## begin Data records

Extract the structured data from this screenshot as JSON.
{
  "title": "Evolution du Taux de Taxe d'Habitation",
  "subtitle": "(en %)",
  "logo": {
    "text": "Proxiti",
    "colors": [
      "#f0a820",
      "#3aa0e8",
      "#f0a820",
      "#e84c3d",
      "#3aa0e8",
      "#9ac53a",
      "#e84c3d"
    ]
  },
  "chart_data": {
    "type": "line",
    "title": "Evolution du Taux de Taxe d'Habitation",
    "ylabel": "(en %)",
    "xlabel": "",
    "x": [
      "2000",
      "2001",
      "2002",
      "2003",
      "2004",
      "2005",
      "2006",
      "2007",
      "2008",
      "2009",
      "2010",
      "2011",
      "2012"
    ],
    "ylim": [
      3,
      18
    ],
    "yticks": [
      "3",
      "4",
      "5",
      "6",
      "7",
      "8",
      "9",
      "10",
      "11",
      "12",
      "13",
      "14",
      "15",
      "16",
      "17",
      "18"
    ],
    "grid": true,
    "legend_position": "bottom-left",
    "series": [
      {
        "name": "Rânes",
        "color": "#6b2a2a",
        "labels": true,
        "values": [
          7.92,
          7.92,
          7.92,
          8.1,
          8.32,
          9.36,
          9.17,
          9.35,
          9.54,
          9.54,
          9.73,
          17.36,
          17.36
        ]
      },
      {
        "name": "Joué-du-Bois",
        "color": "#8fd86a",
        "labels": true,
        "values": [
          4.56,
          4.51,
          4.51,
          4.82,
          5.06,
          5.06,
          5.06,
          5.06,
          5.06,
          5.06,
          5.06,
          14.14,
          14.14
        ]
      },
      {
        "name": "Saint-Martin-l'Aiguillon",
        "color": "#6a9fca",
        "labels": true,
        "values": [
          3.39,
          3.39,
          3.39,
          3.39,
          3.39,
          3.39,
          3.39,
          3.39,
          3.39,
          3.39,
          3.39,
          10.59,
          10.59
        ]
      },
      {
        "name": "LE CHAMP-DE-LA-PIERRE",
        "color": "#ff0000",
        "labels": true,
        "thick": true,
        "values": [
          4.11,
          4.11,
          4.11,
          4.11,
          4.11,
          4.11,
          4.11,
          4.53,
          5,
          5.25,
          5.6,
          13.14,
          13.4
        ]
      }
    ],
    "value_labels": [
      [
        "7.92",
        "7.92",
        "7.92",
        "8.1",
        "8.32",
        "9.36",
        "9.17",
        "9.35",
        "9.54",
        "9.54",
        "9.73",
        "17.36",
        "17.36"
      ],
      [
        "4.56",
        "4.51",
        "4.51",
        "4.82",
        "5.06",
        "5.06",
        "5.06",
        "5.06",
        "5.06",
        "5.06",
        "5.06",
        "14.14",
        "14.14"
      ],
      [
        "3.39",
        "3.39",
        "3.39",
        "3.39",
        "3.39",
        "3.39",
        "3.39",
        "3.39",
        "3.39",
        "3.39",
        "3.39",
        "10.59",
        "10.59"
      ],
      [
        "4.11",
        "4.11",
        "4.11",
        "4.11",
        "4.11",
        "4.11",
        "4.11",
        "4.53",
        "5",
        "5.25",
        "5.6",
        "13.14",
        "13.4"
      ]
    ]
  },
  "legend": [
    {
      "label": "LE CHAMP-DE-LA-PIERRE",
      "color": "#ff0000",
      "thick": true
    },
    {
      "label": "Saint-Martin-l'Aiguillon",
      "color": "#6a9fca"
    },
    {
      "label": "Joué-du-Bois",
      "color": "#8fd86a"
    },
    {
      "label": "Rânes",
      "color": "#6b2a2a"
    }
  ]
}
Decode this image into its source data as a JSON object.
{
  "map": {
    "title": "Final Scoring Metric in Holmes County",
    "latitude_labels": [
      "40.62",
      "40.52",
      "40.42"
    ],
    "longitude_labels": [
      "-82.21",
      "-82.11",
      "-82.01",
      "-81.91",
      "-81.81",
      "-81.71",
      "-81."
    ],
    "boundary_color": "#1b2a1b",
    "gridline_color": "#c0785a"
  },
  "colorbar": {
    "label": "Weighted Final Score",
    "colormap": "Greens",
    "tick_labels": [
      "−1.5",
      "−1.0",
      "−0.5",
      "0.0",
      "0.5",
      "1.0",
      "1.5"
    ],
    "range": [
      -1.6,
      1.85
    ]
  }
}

## end Data records

◆ **Goal**
Give the listing above again, word for word.

◆ **Finished answer**
Extract the structured data from this screenshot as JSON.
{
  "title": "Evolution du Taux de Taxe d'Habitation",
  "subtitle": "(en %)",
  "logo": {
    "text": "Proxiti",
    "colors": [
      "#f0a820",
      "#3aa0e8",
      "#f0a820",
      "#e84c3d",
      "#3aa0e8",
      "#9ac53a",
      "#e84c3d"
    ]
  },
  "chart_data": {
    "type": "line",
    "title": "Evolution du Taux de Taxe d'Habitation",
    "ylabel": "(en %)",
    "xlabel": "",
    "x": [
      "2000",
      "2001",
      "2002",
      "2003",
      "2004",
      "2005",
      "2006",
      "2007",
      "2008",
      "2009",
      "2010",
      "2011",
      "2012"
    ],
    "ylim": [
      3,
      18
    ],
    "yticks": [
      "3",
      "4",
      "5",
      "6",
      "7",
      "8",
      "9",
      "10",
      "11",
      "12",
      "13",
      "14",
      "15",
      "16",
      "17",
      "18"
    ],
    "grid": true,
    "legend_position": "bottom-left",
    "series": [
      {
        "name": "Rânes",
        "color": "#6b2a2a",
        "labels": true,
        "values": [
          7.92,
          7.92,
          7.92,
          8.1,
          8.32,
          9.36,
          9.17,
          9.35,
          9.54,
          9.54,
          9.73,
          17.36,
          17.36
        ]
      },
      {
        "name": "Joué-du-Bois",
        "color": "#8fd86a",
        "labels": true,
        "values": [
          4.56,
          4.51,
          4.51,
          4.82,
          5.06,
          5.06,
          5.06,
          5.06,
          5.06,
          5.06,
          5.06,
          14.14,
          14.14
        ]
      },
      {
        "name": "Saint-Martin-l'Aiguillon",
        "color": "#6a9fca",
        "labels": true,
        "values": [
          3.39,
          3.39,
          3.39,
          3.39,
          3.39,
          3.39,
          3.39,
          3.39,
          3.39,
          3.39,
          3.39,
          10.59,
          10.59
        ]
      },
      {
        "name": "LE CHAMP-DE-LA-PIERRE",
        "color": "#ff0000",
        "labels": true,
        "thick": true,
        "values": [
          4.11,
          4.11,
          4.11,
          4.11,
          4.11,
          4.11,
          4.11,
          4.53,
          5,
          5.25,
          5.6,
          13.14,
          13.4
        ]
      }
    ],
    "value_labels": [
      [
        "7.92",
        "7.92",
        "7.92",
        "8.1",
        "8.32",
        "9.36",
        "9.17",
        "9.35",
        "9.54",
        "9.54",
        "9.73",
        "17.36",
        "17.36"
      ],
      [
        "4.56",
        "4.51",
        "4.51",
        "4.82",
        "5.06",
        "5.06",
        "5.06",
        "5.06",
        "5.06",
        "5.06",
        "5.06",
        "14.14",
        "14.14"
      ],
      [
        "3.39",
        "3.39",
        "3.39",
        "3.39",
        "3.39",
        "3.39",
        "3.39",
        "3.39",
        "3.39",
        "3.39",
        "3.39",
        "10.59",
        "10.59"
      ],
      [
        "4.11",
        "4.11",
        "4.11",
        "4.11",
        "4.11",
        "4.11",
        "4.11",
        "4.53",
        "5",
        "5.25",
        "5.6",
        "13.14",
        "13.4"
      ]
    ]
  },
  "legend": [
    {
      "label": "LE CHAMP-DE-LA-PIERRE",
      "color": "#ff0000",
      "thick": true
    },
    {
      "label": "Saint-Martin-l'Aiguillon",
      "color": "#6a9fca"
    },
    {
      "label": "Joué-du-Bois",
      "color": "#8fd86a"
    },
    {
      "label": "Rânes",
      "color": "#6b2a2a"
    }
  ]
}
Decode this image into its source data as a JSON object.
{
  "map": {
    "title": "Final Scoring Metric in Holmes County",
    "latitude_labels": [
      "40.62",
      "40.52",
      "40.42"
    ],
    "longitude_labels": [
      "-82.21",
      "-82.11",
      "-82.01",
      "-81.91",
      "-81.81",
      "-81.71",
      "-81."
    ],
    "boundary_color": "#1b2a1b",
    "gridline_color": "#c0785a"
  },
  "colorbar": {
    "label": "Weighted Final Score",
    "colormap": "Greens",
    "tick_labels": [
      "−1.5",
      "−1.0",
      "−0.5",
      "0.0",
      "0.5",
      "1.0",
      "1.5"
    ],
    "range": [
      -1.6,
      1.85
    ]
  }
}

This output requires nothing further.